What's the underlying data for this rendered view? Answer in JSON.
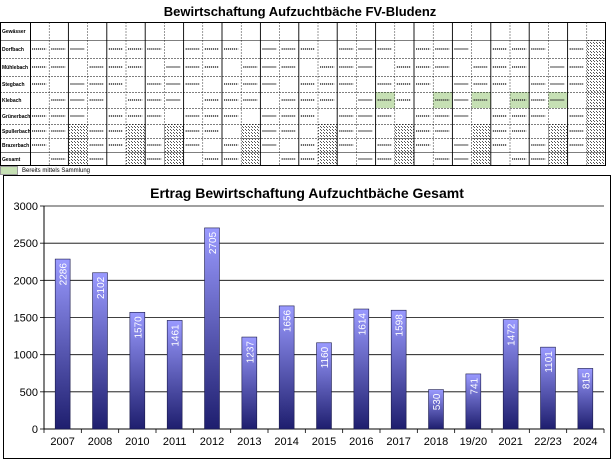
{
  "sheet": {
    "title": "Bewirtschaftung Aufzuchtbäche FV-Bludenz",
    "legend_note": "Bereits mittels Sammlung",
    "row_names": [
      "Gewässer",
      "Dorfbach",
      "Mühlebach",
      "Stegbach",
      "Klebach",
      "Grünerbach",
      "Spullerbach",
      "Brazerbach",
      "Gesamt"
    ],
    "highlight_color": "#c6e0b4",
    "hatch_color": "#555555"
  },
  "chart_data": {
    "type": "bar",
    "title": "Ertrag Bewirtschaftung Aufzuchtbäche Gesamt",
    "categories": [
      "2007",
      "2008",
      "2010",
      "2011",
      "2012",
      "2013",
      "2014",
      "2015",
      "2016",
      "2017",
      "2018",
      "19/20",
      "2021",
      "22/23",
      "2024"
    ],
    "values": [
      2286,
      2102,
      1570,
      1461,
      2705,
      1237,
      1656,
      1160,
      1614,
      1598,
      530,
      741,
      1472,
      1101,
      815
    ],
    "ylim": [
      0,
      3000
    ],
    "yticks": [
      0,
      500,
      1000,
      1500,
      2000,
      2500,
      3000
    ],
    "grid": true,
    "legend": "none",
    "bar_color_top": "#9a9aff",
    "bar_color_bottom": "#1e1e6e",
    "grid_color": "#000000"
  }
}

☆ ☆ ☆

Repeat each record exactly, with the pictures left out.

= The answer =
What's the underlying data for this rendered view? Answer in JSON.
{
  "sheet": {
    "title": "Bewirtschaftung Aufzuchtbäche FV-Bludenz",
    "legend_note": "Bereits mittels Sammlung",
    "row_names": [
      "Gewässer",
      "Dorfbach",
      "Mühlebach",
      "Stegbach",
      "Klebach",
      "Grünerbach",
      "Spullerbach",
      "Brazerbach",
      "Gesamt"
    ],
    "highlight_color": "#c6e0b4",
    "hatch_color": "#555555"
  },
  "chart_data": {
    "type": "bar",
    "title": "Ertrag Bewirtschaftung Aufzuchtbäche Gesamt",
    "categories": [
      "2007",
      "2008",
      "2010",
      "2011",
      "2012",
      "2013",
      "2014",
      "2015",
      "2016",
      "2017",
      "2018",
      "19/20",
      "2021",
      "22/23",
      "2024"
    ],
    "values": [
      2286,
      2102,
      1570,
      1461,
      2705,
      1237,
      1656,
      1160,
      1614,
      1598,
      530,
      741,
      1472,
      1101,
      815
    ],
    "ylim": [
      0,
      3000
    ],
    "yticks": [
      0,
      500,
      1000,
      1500,
      2000,
      2500,
      3000
    ],
    "grid": true,
    "legend": "none",
    "bar_color_top": "#9a9aff",
    "bar_color_bottom": "#1e1e6e",
    "grid_color": "#000000"
  }
}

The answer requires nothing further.